Data excerpts:
^^^^^^^^^^^^^^^^

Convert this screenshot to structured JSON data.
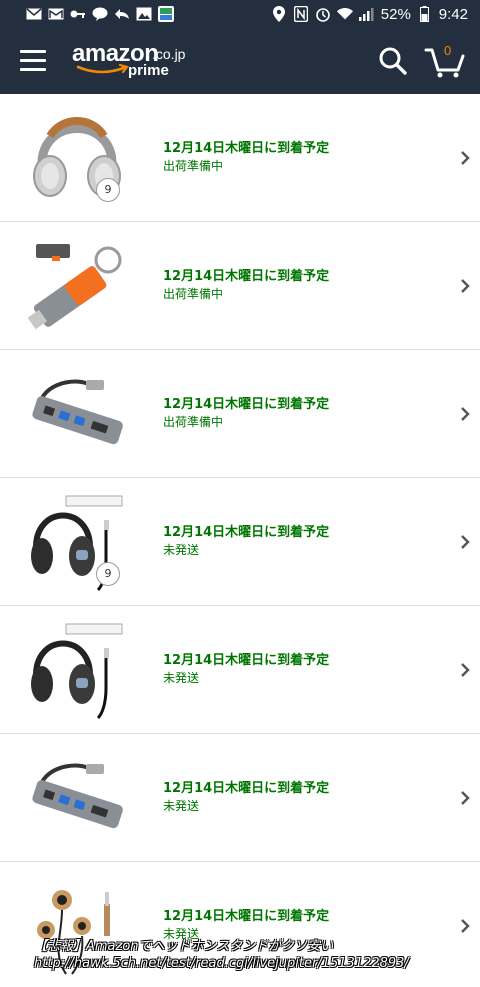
{
  "status_bar": {
    "battery": "52%",
    "time": "9:42"
  },
  "header": {
    "logo_main": "amazon",
    "logo_tld": ".co.jp",
    "logo_sub": "prime",
    "cart_count": "0"
  },
  "orders": [
    {
      "delivery": "12月14日木曜日に到着予定",
      "status": "出荷準備中",
      "qty": "9",
      "product_icon": "headphones-brown-icon"
    },
    {
      "delivery": "12月14日木曜日に到着予定",
      "status": "出荷準備中",
      "product_icon": "usb-c-card-reader-icon"
    },
    {
      "delivery": "12月14日木曜日に到着予定",
      "status": "出荷準備中",
      "product_icon": "usb-c-hub-icon"
    },
    {
      "delivery": "12月14日木曜日に到着予定",
      "status": "未発送",
      "qty": "9",
      "product_icon": "headphones-black-icon"
    },
    {
      "delivery": "12月14日木曜日に到着予定",
      "status": "未発送",
      "product_icon": "headphones-black-icon"
    },
    {
      "delivery": "12月14日木曜日に到着予定",
      "status": "未発送",
      "product_icon": "usb-c-hub-icon"
    },
    {
      "delivery": "12月14日木曜日に到着予定",
      "status": "未発送",
      "product_icon": "earphones-wood-icon"
    }
  ],
  "watermark": {
    "line1": "【悲報】Amazonでヘッドホンスタンドがクソ安い",
    "line2": "http://hawk.5ch.net/test/read.cgi/livejupiter/1513122893/"
  },
  "colors": {
    "header_bg": "#232f3e",
    "status_green": "#007600",
    "cart_orange": "#f08804"
  }
}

^^^^^^^^^^^^^^^^

Description of the task: Write the material out again exactly as it appears, dropping the pictures.

Written response:
Convert this screenshot to structured JSON data.
{
  "status_bar": {
    "battery": "52%",
    "time": "9:42"
  },
  "header": {
    "logo_main": "amazon",
    "logo_tld": ".co.jp",
    "logo_sub": "prime",
    "cart_count": "0"
  },
  "orders": [
    {
      "delivery": "12月14日木曜日に到着予定",
      "status": "出荷準備中",
      "qty": "9",
      "product_icon": "headphones-brown-icon"
    },
    {
      "delivery": "12月14日木曜日に到着予定",
      "status": "出荷準備中",
      "product_icon": "usb-c-card-reader-icon"
    },
    {
      "delivery": "12月14日木曜日に到着予定",
      "status": "出荷準備中",
      "product_icon": "usb-c-hub-icon"
    },
    {
      "delivery": "12月14日木曜日に到着予定",
      "status": "未発送",
      "qty": "9",
      "product_icon": "headphones-black-icon"
    },
    {
      "delivery": "12月14日木曜日に到着予定",
      "status": "未発送",
      "product_icon": "headphones-black-icon"
    },
    {
      "delivery": "12月14日木曜日に到着予定",
      "status": "未発送",
      "product_icon": "usb-c-hub-icon"
    },
    {
      "delivery": "12月14日木曜日に到着予定",
      "status": "未発送",
      "product_icon": "earphones-wood-icon"
    }
  ],
  "watermark": {
    "line1": "【悲報】Amazonでヘッドホンスタンドがクソ安い",
    "line2": "http://hawk.5ch.net/test/read.cgi/livejupiter/1513122893/"
  },
  "colors": {
    "header_bg": "#232f3e",
    "status_green": "#007600",
    "cart_orange": "#f08804"
  }
}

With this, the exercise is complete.